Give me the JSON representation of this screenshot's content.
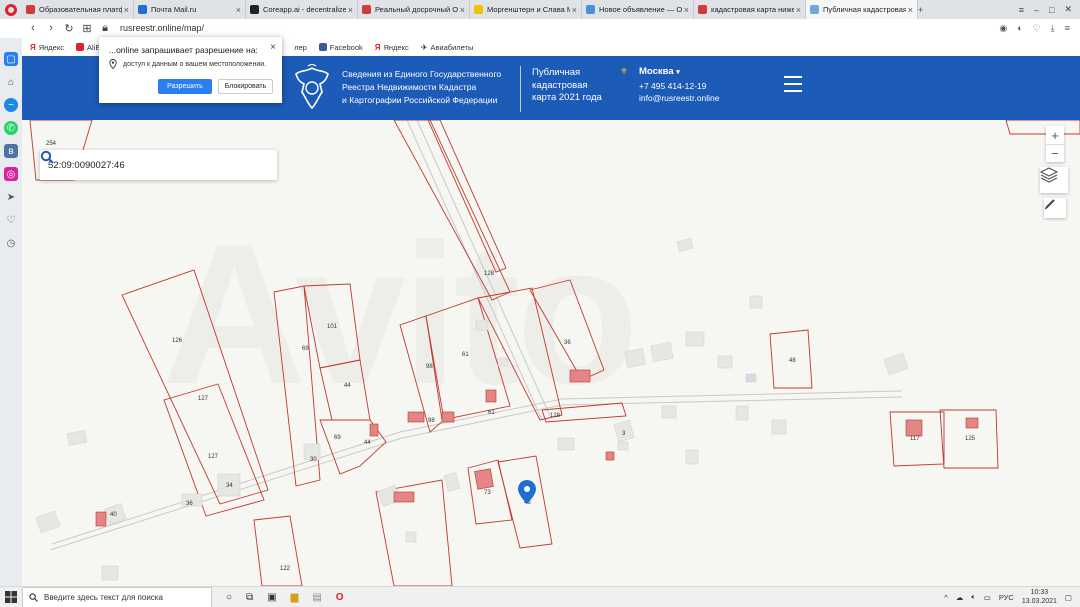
{
  "browser": {
    "tabs": [
      {
        "label": "Образовательная платфо",
        "color": "#d13b3b",
        "active": false
      },
      {
        "label": "Почта Mail.ru",
        "color": "#1f6fd1",
        "active": false
      },
      {
        "label": "Coreapp.ai - decentralized",
        "color": "#222222",
        "active": false
      },
      {
        "label": "Реальный досрочный ОГЭ",
        "color": "#d13b3b",
        "active": false
      },
      {
        "label": "Моргенштерн и Слава Ма",
        "color": "#f2c200",
        "active": false
      },
      {
        "label": "Новое объявление — Об",
        "color": "#4a90d9",
        "active": false
      },
      {
        "label": "кадастровая карта нижего",
        "color": "#d13b3b",
        "active": false
      },
      {
        "label": "Публичная кадастровая к",
        "color": "#6fa8dc",
        "active": true
      }
    ],
    "new_tab": "+",
    "url": "rusreestr.online/map/",
    "bookmarks": [
      {
        "label": "Яндекс",
        "color": "#e0212b",
        "glyph": "Я"
      },
      {
        "label": "AliEx",
        "color": "#e0212b",
        "glyph": "M"
      },
      {
        "label": "лер",
        "color": "#ffffff",
        "glyph": ""
      },
      {
        "label": "Facebook",
        "color": "#3b5998",
        "glyph": "f"
      },
      {
        "label": "Яндекс",
        "color": "#e0212b",
        "glyph": "Я"
      },
      {
        "label": "Авиабилеты",
        "color": "#f2c200",
        "glyph": "✈"
      }
    ]
  },
  "popup": {
    "title": "...online запрашивает разрешение на:",
    "permission": "доступ к данным о вашем местоположении.",
    "allow_label": "Разрешить",
    "block_label": "Блокировать",
    "close": "×"
  },
  "site": {
    "title_line1": "Сведения из Единого Государственного",
    "title_line2": "Реестра Недвижимости Кадастра",
    "title_line3": "и Картографии Российской Федерации",
    "map_line1": "Публичная",
    "map_line2": "кадастровая",
    "map_line3": "карта 2021 года",
    "city": "Москва",
    "phone": "+7 495 414-12-19",
    "email": "info@rusreestr.online"
  },
  "map": {
    "search_value": "52:09:0090027:46",
    "zoom_in": "+",
    "zoom_out": "−",
    "watermark": "Avito",
    "labels": {
      "l254": "254",
      "l126": "126",
      "l127a": "127",
      "l127b": "127",
      "l34": "34",
      "l36a": "36",
      "l40": "40",
      "l69a": "69",
      "l101": "101",
      "l44a": "44",
      "l44b": "44",
      "l69b": "69",
      "l30": "30",
      "l98a": "98",
      "l61a": "61",
      "l98b": "98",
      "l61b": "61",
      "l128a": "128",
      "l128b": "128",
      "l36b": "36",
      "l48": "48",
      "l3": "3",
      "l117": "117",
      "l125": "125",
      "l73": "73",
      "l46": "46",
      "l122": "122"
    }
  },
  "taskbar": {
    "search_placeholder": "Введите здесь текст для поиска",
    "lang": "РУС",
    "time": "10:33",
    "date": "13.03.2021"
  }
}
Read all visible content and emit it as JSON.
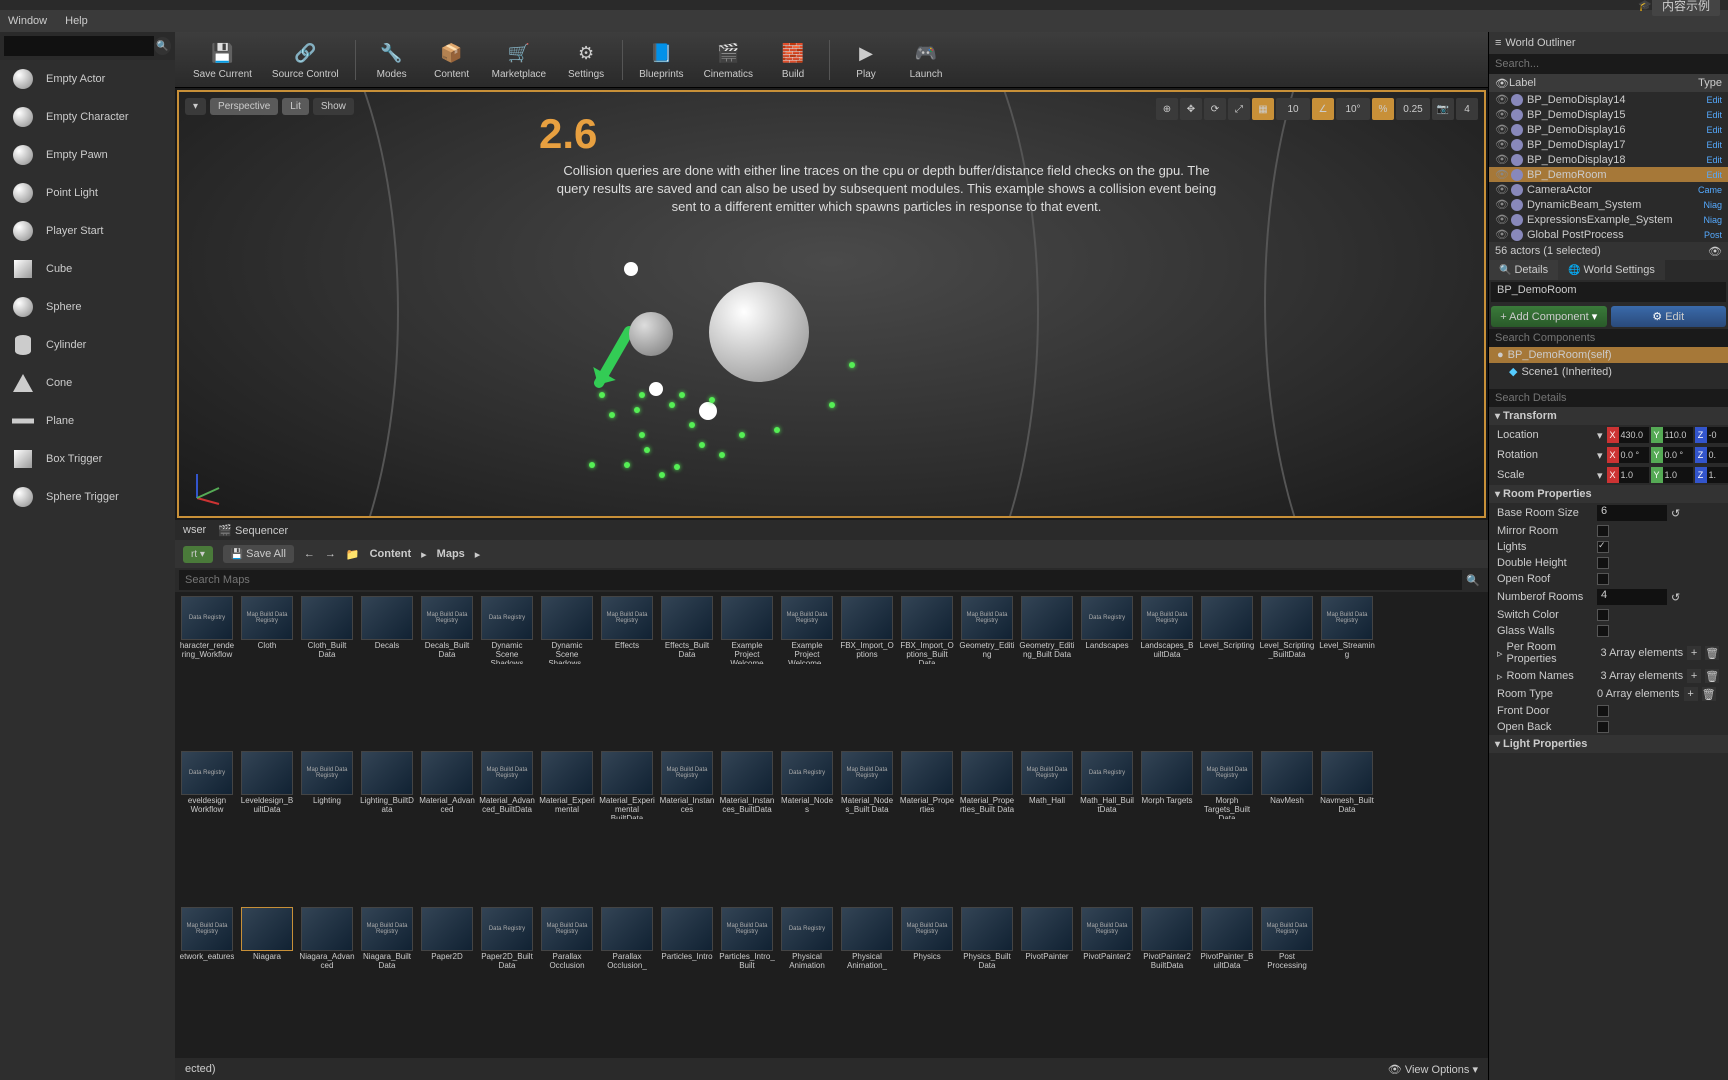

* _INSTRUCTION_
Your task is to transcribe all of the records precisely, with no images included.

* _WRITTEN SOLUTION_
Give me the JSON representation of this screenshot's content.
{
  "browser": {
    "tabs": [
      {
        "label": "Образовательная платфо",
        "color": "#d13b3b",
        "active": false
      },
      {
        "label": "Почта Mail.ru",
        "color": "#1f6fd1",
        "active": false
      },
      {
        "label": "Coreapp.ai - decentralized",
        "color": "#222222",
        "active": false
      },
      {
        "label": "Реальный досрочный ОГЭ",
        "color": "#d13b3b",
        "active": false
      },
      {
        "label": "Моргенштерн и Слава Ма",
        "color": "#f2c200",
        "active": false
      },
      {
        "label": "Новое объявление — Об",
        "color": "#4a90d9",
        "active": false
      },
      {
        "label": "кадастровая карта нижего",
        "color": "#d13b3b",
        "active": false
      },
      {
        "label": "Публичная кадастровая к",
        "color": "#6fa8dc",
        "active": true
      }
    ],
    "new_tab": "+",
    "url": "rusreestr.online/map/",
    "bookmarks": [
      {
        "label": "Яндекс",
        "color": "#e0212b",
        "glyph": "Я"
      },
      {
        "label": "AliEx",
        "color": "#e0212b",
        "glyph": "M"
      },
      {
        "label": "лер",
        "color": "#ffffff",
        "glyph": ""
      },
      {
        "label": "Facebook",
        "color": "#3b5998",
        "glyph": "f"
      },
      {
        "label": "Яндекс",
        "color": "#e0212b",
        "glyph": "Я"
      },
      {
        "label": "Авиабилеты",
        "color": "#f2c200",
        "glyph": "✈"
      }
    ]
  },
  "popup": {
    "title": "...online запрашивает разрешение на:",
    "permission": "доступ к данным о вашем местоположении.",
    "allow_label": "Разрешить",
    "block_label": "Блокировать",
    "close": "×"
  },
  "site": {
    "title_line1": "Сведения из Единого Государственного",
    "title_line2": "Реестра Недвижимости Кадастра",
    "title_line3": "и Картографии Российской Федерации",
    "map_line1": "Публичная",
    "map_line2": "кадастровая",
    "map_line3": "карта 2021 года",
    "city": "Москва",
    "phone": "+7 495 414-12-19",
    "email": "info@rusreestr.online"
  },
  "map": {
    "search_value": "52:09:0090027:46",
    "zoom_in": "+",
    "zoom_out": "−",
    "watermark": "Avito",
    "labels": {
      "l254": "254",
      "l126": "126",
      "l127a": "127",
      "l127b": "127",
      "l34": "34",
      "l36a": "36",
      "l40": "40",
      "l69a": "69",
      "l101": "101",
      "l44a": "44",
      "l44b": "44",
      "l69b": "69",
      "l30": "30",
      "l98a": "98",
      "l61a": "61",
      "l98b": "98",
      "l61b": "61",
      "l128a": "128",
      "l128b": "128",
      "l36b": "36",
      "l48": "48",
      "l3": "3",
      "l117": "117",
      "l125": "125",
      "l73": "73",
      "l46": "46",
      "l122": "122"
    }
  },
  "taskbar": {
    "search_placeholder": "Введите здесь текст для поиска",
    "lang": "РУС",
    "time": "10:33",
    "date": "13.03.2021"
  }
}
Read all visible content and emit it as JSON.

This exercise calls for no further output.